(Rows from a figure dataset)

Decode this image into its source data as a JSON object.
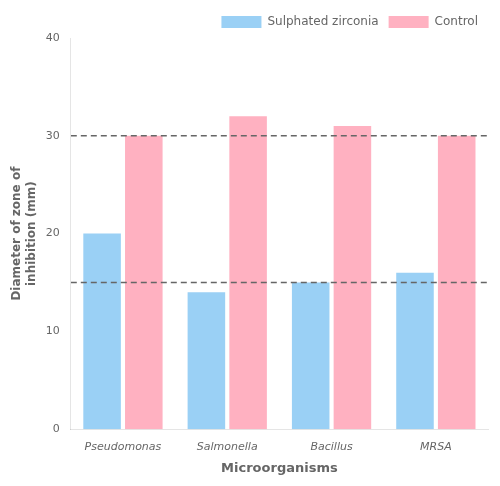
{
  "chart_data": {
    "type": "bar",
    "categories": [
      "Pseudomonas",
      "Salmonella",
      "Bacillus",
      "MRSA"
    ],
    "series": [
      {
        "name": "Sulphated zirconia",
        "values": [
          20,
          14,
          15,
          16
        ]
      },
      {
        "name": "Control",
        "values": [
          30,
          32,
          31,
          30
        ]
      }
    ],
    "xlabel": "Microorganisms",
    "ylabel": "Diameter of zone of\ninhibition (mm)",
    "ylim": [
      0,
      40
    ],
    "yticks": [
      0,
      10,
      20,
      30,
      40
    ],
    "grid": false,
    "legend": "upper right",
    "hlines": [
      15,
      30
    ]
  }
}
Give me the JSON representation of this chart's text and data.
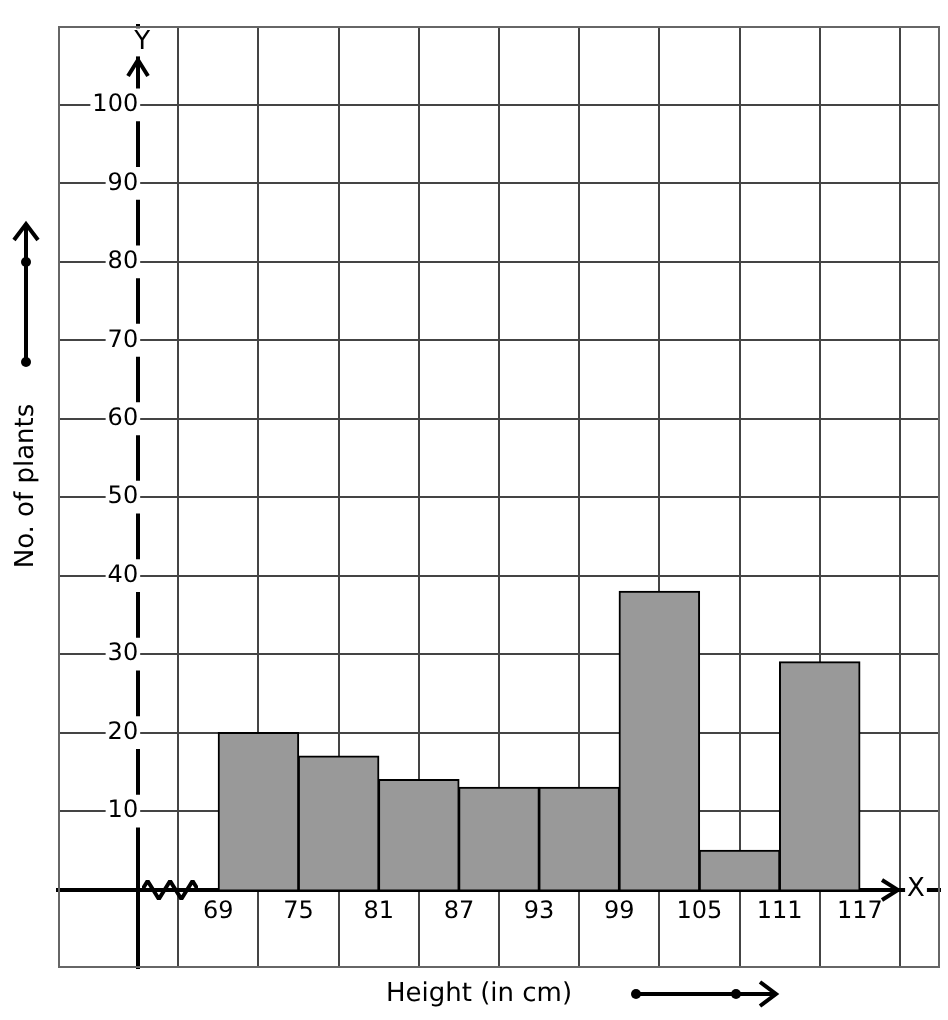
{
  "chart_data": {
    "type": "histogram",
    "xlabel": "Height (in cm)",
    "ylabel": "No. of plants",
    "bins": [
      69,
      75,
      81,
      87,
      93,
      99,
      105,
      111,
      117
    ],
    "values": [
      20,
      17,
      14,
      13,
      13,
      38,
      5,
      29
    ],
    "color": "#999999",
    "xlim": [
      57,
      123
    ],
    "ylim": [
      -10,
      110
    ],
    "xticks": [
      69,
      75,
      81,
      87,
      93,
      99,
      105,
      111,
      117
    ],
    "yticks": [
      10,
      20,
      30,
      40,
      50,
      60,
      70,
      80,
      90,
      100
    ],
    "annotations": [
      "Y",
      "X"
    ],
    "grid": true,
    "legend": false
  }
}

TO DO:
Copy every line above word for word and exclude the pictures.

RESULT OF THIS TASK:
Decode this image into its source data as a JSON object.
{
  "chart_data": {
    "type": "bar",
    "categories": [
      "Pseudomonas",
      "Salmonella",
      "Bacillus",
      "MRSA"
    ],
    "series": [
      {
        "name": "Sulphated zirconia",
        "values": [
          20,
          14,
          15,
          16
        ]
      },
      {
        "name": "Control",
        "values": [
          30,
          32,
          31,
          30
        ]
      }
    ],
    "xlabel": "Microorganisms",
    "ylabel": "Diameter of zone of\ninhibition (mm)",
    "ylim": [
      0,
      40
    ],
    "yticks": [
      0,
      10,
      20,
      30,
      40
    ],
    "grid": false,
    "legend": "upper right",
    "hlines": [
      15,
      30
    ]
  }
}
Give me the JSON representation of this chart's text and data.
{
  "chart_data": {
    "type": "histogram",
    "xlabel": "Height (in cm)",
    "ylabel": "No. of plants",
    "bins": [
      69,
      75,
      81,
      87,
      93,
      99,
      105,
      111,
      117
    ],
    "values": [
      20,
      17,
      14,
      13,
      13,
      38,
      5,
      29
    ],
    "color": "#999999",
    "xlim": [
      57,
      123
    ],
    "ylim": [
      -10,
      110
    ],
    "xticks": [
      69,
      75,
      81,
      87,
      93,
      99,
      105,
      111,
      117
    ],
    "yticks": [
      10,
      20,
      30,
      40,
      50,
      60,
      70,
      80,
      90,
      100
    ],
    "annotations": [
      "Y",
      "X"
    ],
    "grid": true,
    "legend": false
  }
}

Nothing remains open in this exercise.